• _What is being asked_
Without changing a character, return the entries, but not the images they hold.

• _Data lines_
^^^^^^^^

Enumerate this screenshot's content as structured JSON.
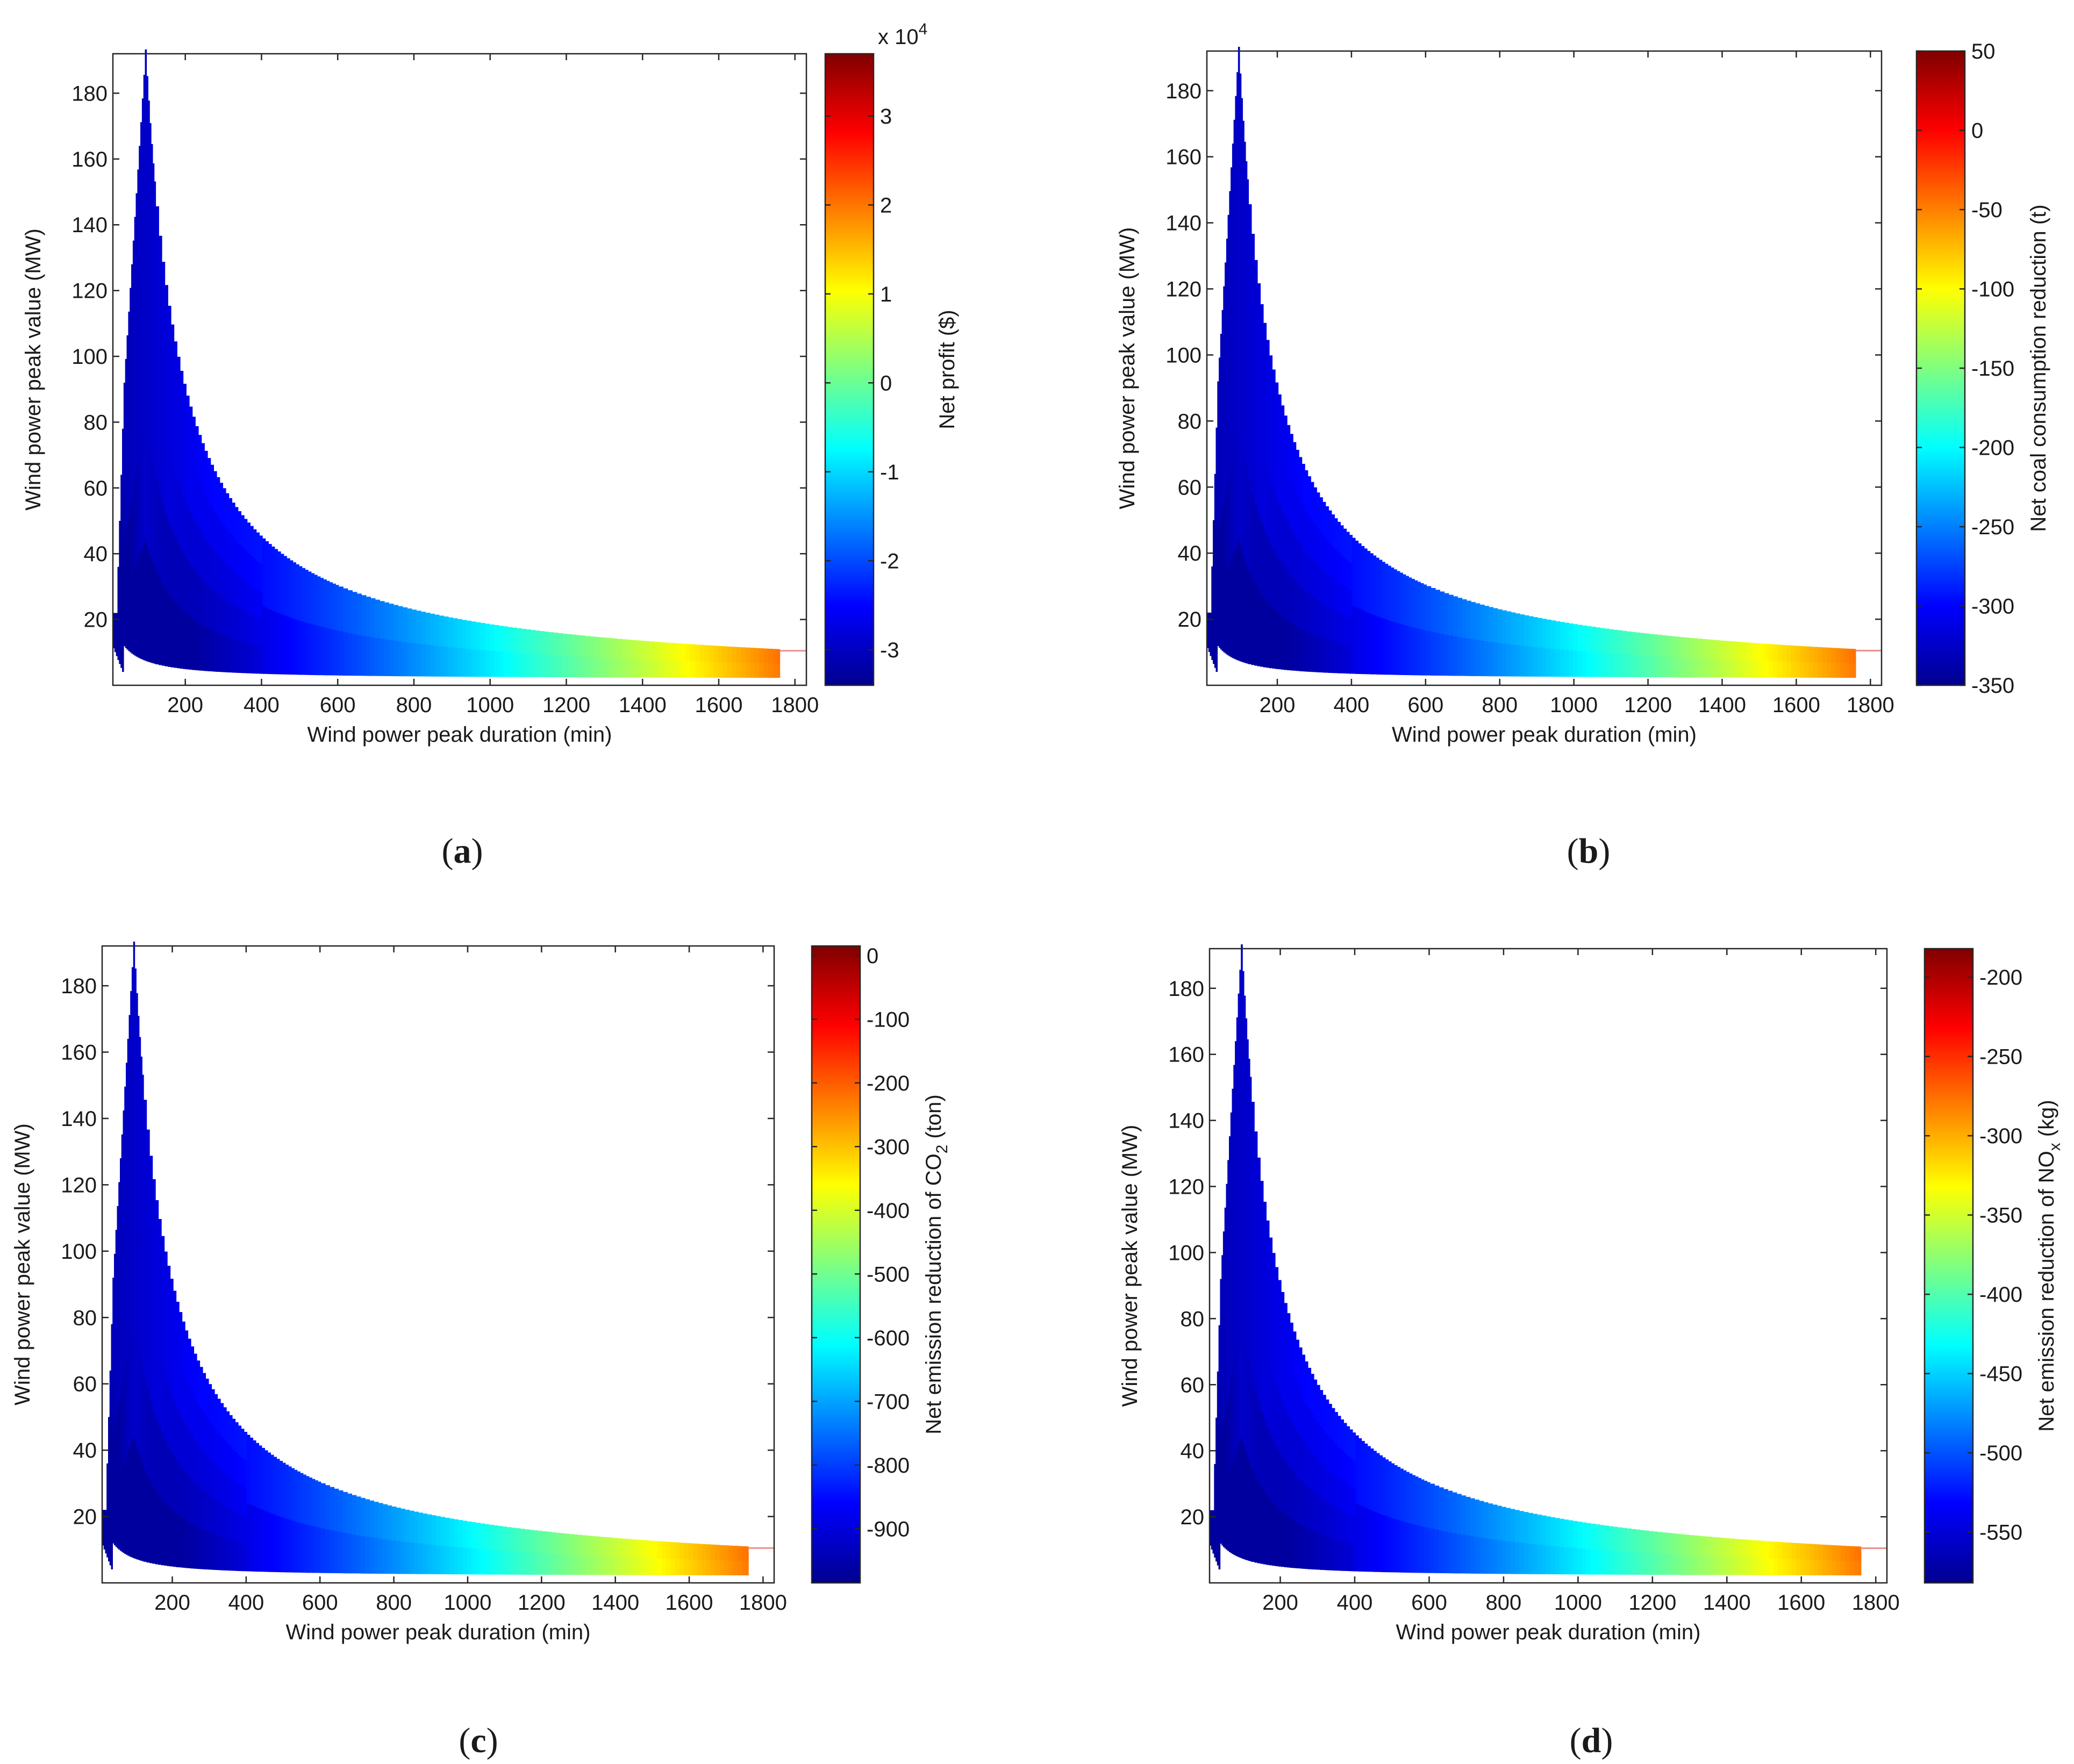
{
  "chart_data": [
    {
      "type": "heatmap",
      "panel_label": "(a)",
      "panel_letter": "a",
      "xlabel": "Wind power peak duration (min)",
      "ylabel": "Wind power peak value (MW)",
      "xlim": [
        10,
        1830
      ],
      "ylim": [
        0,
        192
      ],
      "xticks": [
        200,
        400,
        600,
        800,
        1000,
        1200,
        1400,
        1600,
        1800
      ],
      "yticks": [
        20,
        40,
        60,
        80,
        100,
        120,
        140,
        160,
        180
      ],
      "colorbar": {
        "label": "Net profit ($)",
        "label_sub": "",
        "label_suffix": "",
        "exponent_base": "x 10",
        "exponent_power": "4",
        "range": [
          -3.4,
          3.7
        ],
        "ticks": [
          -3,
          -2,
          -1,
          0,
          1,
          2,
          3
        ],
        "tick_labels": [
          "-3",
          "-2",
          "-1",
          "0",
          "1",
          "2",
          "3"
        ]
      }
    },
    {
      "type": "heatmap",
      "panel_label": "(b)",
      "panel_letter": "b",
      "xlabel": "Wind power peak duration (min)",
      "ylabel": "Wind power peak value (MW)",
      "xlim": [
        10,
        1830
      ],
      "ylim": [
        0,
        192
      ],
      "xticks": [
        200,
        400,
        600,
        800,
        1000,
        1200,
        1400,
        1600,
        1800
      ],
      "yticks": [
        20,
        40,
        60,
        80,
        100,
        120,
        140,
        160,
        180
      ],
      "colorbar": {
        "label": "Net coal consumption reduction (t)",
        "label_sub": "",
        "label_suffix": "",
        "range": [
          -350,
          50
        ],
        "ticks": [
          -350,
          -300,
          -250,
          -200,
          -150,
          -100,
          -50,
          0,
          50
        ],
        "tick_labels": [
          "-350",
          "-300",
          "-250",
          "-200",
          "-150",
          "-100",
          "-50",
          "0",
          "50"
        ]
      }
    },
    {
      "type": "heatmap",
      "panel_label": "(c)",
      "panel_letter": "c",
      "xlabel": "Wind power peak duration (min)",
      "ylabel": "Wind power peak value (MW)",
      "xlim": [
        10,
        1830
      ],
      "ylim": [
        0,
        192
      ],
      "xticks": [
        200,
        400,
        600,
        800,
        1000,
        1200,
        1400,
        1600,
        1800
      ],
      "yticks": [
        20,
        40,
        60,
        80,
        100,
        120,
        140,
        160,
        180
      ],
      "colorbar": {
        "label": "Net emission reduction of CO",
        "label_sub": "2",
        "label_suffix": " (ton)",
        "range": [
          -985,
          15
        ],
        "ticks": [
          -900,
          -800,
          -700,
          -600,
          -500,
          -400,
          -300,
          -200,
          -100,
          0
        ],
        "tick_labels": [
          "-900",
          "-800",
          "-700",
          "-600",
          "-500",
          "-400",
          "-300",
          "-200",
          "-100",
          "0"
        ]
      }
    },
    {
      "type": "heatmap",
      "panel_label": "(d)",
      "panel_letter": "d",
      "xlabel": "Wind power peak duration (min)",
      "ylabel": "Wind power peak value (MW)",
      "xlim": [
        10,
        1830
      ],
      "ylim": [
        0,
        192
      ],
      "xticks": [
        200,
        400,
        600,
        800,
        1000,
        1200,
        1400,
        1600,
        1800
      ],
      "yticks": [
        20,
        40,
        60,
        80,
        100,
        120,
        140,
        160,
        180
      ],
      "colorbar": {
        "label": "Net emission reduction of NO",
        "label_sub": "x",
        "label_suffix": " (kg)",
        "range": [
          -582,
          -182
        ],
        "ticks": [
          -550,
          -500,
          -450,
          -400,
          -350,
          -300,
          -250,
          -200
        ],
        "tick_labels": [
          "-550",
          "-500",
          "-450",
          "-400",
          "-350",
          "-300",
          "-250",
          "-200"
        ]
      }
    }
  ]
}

^^^^^^^^

• _Response to the task_
Enumerate this screenshot's content as structured JSON.
{
  "chart_data": [
    {
      "type": "heatmap",
      "panel_label": "(a)",
      "panel_letter": "a",
      "xlabel": "Wind power peak duration (min)",
      "ylabel": "Wind power peak value (MW)",
      "xlim": [
        10,
        1830
      ],
      "ylim": [
        0,
        192
      ],
      "xticks": [
        200,
        400,
        600,
        800,
        1000,
        1200,
        1400,
        1600,
        1800
      ],
      "yticks": [
        20,
        40,
        60,
        80,
        100,
        120,
        140,
        160,
        180
      ],
      "colorbar": {
        "label": "Net profit ($)",
        "label_sub": "",
        "label_suffix": "",
        "exponent_base": "x 10",
        "exponent_power": "4",
        "range": [
          -3.4,
          3.7
        ],
        "ticks": [
          -3,
          -2,
          -1,
          0,
          1,
          2,
          3
        ],
        "tick_labels": [
          "-3",
          "-2",
          "-1",
          "0",
          "1",
          "2",
          "3"
        ]
      }
    },
    {
      "type": "heatmap",
      "panel_label": "(b)",
      "panel_letter": "b",
      "xlabel": "Wind power peak duration (min)",
      "ylabel": "Wind power peak value (MW)",
      "xlim": [
        10,
        1830
      ],
      "ylim": [
        0,
        192
      ],
      "xticks": [
        200,
        400,
        600,
        800,
        1000,
        1200,
        1400,
        1600,
        1800
      ],
      "yticks": [
        20,
        40,
        60,
        80,
        100,
        120,
        140,
        160,
        180
      ],
      "colorbar": {
        "label": "Net coal consumption reduction (t)",
        "label_sub": "",
        "label_suffix": "",
        "range": [
          -350,
          50
        ],
        "ticks": [
          -350,
          -300,
          -250,
          -200,
          -150,
          -100,
          -50,
          0,
          50
        ],
        "tick_labels": [
          "-350",
          "-300",
          "-250",
          "-200",
          "-150",
          "-100",
          "-50",
          "0",
          "50"
        ]
      }
    },
    {
      "type": "heatmap",
      "panel_label": "(c)",
      "panel_letter": "c",
      "xlabel": "Wind power peak duration (min)",
      "ylabel": "Wind power peak value (MW)",
      "xlim": [
        10,
        1830
      ],
      "ylim": [
        0,
        192
      ],
      "xticks": [
        200,
        400,
        600,
        800,
        1000,
        1200,
        1400,
        1600,
        1800
      ],
      "yticks": [
        20,
        40,
        60,
        80,
        100,
        120,
        140,
        160,
        180
      ],
      "colorbar": {
        "label": "Net emission reduction of CO",
        "label_sub": "2",
        "label_suffix": " (ton)",
        "range": [
          -985,
          15
        ],
        "ticks": [
          -900,
          -800,
          -700,
          -600,
          -500,
          -400,
          -300,
          -200,
          -100,
          0
        ],
        "tick_labels": [
          "-900",
          "-800",
          "-700",
          "-600",
          "-500",
          "-400",
          "-300",
          "-200",
          "-100",
          "0"
        ]
      }
    },
    {
      "type": "heatmap",
      "panel_label": "(d)",
      "panel_letter": "d",
      "xlabel": "Wind power peak duration (min)",
      "ylabel": "Wind power peak value (MW)",
      "xlim": [
        10,
        1830
      ],
      "ylim": [
        0,
        192
      ],
      "xticks": [
        200,
        400,
        600,
        800,
        1000,
        1200,
        1400,
        1600,
        1800
      ],
      "yticks": [
        20,
        40,
        60,
        80,
        100,
        120,
        140,
        160,
        180
      ],
      "colorbar": {
        "label": "Net emission reduction of NO",
        "label_sub": "x",
        "label_suffix": " (kg)",
        "range": [
          -582,
          -182
        ],
        "ticks": [
          -550,
          -500,
          -450,
          -400,
          -350,
          -300,
          -250,
          -200
        ],
        "tick_labels": [
          "-550",
          "-500",
          "-450",
          "-400",
          "-350",
          "-300",
          "-250",
          "-200"
        ]
      }
    }
  ]
}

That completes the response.